§ **Working data**
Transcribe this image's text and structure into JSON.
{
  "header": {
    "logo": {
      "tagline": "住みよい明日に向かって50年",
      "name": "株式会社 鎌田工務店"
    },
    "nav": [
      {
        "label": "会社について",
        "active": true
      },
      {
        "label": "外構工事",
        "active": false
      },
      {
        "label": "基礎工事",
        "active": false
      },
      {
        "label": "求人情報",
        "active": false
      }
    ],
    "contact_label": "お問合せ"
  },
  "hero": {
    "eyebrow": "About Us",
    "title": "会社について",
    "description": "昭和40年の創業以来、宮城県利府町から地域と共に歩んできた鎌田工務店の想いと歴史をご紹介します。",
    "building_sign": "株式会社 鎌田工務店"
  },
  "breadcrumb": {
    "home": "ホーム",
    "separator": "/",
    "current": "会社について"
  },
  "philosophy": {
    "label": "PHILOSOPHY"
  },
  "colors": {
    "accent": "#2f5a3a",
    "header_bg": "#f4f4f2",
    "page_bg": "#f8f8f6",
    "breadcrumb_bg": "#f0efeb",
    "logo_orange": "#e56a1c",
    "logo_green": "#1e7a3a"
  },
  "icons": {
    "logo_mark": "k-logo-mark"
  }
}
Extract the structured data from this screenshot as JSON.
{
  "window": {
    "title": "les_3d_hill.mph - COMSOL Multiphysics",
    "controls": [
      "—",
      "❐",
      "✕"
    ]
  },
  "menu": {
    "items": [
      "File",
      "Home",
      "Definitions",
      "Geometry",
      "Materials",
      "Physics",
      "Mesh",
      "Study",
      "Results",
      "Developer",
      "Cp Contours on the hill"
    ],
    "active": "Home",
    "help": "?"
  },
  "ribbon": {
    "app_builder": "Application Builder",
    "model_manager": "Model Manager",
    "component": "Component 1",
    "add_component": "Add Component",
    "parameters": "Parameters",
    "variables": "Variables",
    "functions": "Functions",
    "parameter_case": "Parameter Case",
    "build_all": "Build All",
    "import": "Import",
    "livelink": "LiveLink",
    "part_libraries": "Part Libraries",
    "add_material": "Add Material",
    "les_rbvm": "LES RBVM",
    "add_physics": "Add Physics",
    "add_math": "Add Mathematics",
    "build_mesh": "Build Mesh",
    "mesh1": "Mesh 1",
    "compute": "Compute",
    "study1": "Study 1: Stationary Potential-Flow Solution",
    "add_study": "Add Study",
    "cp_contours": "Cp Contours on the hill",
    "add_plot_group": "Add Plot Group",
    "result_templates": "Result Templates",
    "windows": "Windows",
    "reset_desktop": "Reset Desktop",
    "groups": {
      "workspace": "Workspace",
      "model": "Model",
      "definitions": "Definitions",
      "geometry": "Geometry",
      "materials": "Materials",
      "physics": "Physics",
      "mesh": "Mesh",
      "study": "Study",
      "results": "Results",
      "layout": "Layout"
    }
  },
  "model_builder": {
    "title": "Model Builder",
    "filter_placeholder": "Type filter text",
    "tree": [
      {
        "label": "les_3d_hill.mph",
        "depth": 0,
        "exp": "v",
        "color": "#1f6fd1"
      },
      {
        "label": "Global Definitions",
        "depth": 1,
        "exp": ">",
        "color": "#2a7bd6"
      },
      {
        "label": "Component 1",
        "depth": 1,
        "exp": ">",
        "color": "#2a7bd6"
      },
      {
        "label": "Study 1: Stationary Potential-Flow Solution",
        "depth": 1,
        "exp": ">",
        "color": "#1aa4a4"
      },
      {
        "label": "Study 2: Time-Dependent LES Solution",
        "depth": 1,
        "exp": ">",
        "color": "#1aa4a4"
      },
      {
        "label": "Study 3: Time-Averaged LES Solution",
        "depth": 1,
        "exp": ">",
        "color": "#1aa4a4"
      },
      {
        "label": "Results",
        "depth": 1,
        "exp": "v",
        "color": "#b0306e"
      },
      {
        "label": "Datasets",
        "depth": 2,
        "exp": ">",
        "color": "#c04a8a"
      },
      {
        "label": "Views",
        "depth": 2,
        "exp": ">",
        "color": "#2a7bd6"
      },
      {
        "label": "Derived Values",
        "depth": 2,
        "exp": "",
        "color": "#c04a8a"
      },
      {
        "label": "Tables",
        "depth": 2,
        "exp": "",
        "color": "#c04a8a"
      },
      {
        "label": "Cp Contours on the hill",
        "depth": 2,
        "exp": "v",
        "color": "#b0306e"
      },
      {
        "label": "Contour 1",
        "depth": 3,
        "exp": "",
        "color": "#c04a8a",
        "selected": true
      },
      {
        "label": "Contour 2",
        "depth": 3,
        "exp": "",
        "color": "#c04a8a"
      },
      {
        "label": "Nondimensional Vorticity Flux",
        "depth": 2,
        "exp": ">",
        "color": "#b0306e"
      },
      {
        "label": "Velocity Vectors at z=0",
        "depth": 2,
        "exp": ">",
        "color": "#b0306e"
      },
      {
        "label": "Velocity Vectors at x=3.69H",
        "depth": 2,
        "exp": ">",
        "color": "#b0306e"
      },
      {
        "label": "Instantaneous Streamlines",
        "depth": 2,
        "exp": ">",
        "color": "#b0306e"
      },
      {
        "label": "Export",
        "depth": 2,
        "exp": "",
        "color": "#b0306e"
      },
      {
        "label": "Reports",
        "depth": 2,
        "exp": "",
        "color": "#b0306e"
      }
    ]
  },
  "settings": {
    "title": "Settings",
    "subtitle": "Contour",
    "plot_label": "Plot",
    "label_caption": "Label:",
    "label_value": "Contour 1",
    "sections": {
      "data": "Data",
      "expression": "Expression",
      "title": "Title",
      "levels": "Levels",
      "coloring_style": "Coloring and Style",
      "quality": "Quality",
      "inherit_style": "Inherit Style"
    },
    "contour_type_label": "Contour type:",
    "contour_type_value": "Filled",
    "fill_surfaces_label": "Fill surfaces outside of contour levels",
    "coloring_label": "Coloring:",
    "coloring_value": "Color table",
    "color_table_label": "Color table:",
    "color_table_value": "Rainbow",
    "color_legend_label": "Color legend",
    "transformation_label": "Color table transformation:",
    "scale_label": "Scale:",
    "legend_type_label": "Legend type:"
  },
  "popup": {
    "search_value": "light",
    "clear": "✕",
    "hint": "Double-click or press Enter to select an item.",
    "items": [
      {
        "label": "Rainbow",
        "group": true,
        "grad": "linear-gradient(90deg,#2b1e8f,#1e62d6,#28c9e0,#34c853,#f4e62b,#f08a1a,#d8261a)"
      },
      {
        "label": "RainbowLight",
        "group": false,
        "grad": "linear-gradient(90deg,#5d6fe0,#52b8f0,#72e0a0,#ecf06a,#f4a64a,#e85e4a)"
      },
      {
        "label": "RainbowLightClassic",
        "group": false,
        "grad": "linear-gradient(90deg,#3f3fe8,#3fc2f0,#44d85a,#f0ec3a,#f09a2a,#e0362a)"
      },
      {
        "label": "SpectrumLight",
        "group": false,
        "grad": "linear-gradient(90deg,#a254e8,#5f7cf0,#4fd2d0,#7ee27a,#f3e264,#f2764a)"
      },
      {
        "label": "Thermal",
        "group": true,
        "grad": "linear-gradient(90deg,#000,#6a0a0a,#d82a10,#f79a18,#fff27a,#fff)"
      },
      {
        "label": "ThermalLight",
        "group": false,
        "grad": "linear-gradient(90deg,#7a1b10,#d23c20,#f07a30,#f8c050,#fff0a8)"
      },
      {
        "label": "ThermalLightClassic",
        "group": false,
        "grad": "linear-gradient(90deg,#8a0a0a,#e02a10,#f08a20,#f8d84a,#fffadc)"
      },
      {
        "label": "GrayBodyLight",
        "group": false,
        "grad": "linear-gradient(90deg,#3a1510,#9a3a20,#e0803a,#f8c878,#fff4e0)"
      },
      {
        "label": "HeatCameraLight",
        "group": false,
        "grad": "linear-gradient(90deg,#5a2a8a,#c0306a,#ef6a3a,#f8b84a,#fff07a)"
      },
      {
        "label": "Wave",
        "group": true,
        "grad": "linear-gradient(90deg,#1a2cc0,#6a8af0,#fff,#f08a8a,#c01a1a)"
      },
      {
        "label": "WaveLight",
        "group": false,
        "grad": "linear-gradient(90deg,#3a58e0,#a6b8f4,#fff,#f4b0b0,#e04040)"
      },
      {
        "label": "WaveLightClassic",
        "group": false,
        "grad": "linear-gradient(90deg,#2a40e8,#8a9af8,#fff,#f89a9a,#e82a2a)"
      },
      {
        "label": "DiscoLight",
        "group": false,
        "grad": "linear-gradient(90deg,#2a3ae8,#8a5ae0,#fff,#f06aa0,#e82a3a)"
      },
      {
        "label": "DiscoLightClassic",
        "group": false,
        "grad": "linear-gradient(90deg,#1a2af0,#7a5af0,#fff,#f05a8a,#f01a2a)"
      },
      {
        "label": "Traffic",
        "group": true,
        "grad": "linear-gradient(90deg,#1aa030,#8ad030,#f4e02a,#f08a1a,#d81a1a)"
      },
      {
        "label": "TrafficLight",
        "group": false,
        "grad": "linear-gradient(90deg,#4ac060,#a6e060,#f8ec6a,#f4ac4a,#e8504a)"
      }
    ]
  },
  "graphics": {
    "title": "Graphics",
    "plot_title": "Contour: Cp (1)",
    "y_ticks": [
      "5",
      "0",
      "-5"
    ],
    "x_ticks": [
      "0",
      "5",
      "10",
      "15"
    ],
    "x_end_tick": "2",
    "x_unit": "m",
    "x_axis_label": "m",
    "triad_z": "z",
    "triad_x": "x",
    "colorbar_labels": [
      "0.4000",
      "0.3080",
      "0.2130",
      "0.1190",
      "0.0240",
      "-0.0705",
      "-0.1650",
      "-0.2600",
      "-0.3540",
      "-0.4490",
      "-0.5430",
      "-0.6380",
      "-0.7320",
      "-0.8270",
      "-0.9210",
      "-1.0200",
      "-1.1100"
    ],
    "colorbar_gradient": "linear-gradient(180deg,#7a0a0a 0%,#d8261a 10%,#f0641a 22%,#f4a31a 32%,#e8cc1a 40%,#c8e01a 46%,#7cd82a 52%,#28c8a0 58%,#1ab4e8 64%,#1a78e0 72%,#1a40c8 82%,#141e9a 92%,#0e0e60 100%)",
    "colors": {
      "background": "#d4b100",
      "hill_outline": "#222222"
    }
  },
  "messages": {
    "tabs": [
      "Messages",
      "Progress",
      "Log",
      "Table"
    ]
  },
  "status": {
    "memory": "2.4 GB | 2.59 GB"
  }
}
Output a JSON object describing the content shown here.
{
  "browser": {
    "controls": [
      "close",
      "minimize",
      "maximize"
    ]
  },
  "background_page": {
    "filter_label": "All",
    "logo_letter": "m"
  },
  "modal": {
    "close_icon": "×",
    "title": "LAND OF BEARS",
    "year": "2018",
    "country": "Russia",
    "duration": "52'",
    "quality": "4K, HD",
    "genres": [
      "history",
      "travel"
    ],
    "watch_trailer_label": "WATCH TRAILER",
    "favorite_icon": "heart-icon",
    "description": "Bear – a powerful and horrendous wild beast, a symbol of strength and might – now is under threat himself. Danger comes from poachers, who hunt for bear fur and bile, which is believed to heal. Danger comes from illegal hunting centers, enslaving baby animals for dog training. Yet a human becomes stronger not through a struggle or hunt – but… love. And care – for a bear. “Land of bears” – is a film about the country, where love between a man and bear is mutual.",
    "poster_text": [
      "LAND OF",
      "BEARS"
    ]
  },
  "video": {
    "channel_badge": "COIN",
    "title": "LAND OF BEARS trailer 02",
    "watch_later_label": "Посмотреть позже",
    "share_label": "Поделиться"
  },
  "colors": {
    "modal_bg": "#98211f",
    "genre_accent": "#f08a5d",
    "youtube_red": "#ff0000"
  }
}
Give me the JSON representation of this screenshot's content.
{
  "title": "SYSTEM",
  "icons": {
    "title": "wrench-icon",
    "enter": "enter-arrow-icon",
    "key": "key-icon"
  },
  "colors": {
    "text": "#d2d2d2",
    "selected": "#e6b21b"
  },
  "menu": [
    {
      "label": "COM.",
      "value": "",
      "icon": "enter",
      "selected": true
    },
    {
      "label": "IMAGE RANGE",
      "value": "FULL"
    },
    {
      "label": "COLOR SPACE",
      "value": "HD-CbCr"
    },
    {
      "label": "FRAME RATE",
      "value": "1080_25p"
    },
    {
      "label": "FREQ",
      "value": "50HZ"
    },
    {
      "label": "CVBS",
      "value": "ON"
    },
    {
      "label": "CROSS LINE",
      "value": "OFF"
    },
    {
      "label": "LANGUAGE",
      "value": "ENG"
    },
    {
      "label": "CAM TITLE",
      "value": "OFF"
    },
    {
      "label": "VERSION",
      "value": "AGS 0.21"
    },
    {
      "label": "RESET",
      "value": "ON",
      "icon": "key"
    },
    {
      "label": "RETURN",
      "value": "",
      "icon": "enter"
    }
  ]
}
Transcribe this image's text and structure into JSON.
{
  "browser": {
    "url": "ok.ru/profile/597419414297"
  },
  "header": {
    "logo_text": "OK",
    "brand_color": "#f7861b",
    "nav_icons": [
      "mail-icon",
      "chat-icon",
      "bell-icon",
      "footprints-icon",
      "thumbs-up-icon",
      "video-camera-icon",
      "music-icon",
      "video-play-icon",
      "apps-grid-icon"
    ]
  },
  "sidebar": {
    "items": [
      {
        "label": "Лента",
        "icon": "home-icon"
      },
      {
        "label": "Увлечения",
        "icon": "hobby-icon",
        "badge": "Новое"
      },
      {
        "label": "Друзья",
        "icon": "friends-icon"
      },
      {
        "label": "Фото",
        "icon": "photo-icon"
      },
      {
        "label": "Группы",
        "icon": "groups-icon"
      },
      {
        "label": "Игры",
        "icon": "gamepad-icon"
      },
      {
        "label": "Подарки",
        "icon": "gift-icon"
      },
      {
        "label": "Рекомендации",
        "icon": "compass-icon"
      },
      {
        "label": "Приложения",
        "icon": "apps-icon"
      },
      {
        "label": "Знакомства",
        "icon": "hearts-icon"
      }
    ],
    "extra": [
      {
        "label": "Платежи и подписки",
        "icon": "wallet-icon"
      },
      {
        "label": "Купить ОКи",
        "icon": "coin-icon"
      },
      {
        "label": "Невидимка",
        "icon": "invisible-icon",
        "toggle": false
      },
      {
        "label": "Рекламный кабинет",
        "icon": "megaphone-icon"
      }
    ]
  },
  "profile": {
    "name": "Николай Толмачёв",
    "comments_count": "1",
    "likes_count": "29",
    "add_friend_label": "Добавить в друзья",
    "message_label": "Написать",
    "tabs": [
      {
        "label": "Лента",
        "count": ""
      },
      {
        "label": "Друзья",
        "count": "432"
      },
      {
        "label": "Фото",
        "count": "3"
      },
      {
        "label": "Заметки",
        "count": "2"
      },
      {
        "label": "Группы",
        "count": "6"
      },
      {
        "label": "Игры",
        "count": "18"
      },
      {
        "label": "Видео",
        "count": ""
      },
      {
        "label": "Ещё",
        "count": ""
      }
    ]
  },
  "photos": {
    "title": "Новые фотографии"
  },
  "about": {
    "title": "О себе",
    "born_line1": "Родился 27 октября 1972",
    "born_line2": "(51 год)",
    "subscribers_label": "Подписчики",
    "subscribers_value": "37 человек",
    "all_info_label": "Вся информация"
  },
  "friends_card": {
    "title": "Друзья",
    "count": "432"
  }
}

§ **Work required**
Copy each line above that contains the word "Definitions".

§ **Finished task**
      "Definitions",
      "definitions": "Definitions",
        "label": "Global Definitions",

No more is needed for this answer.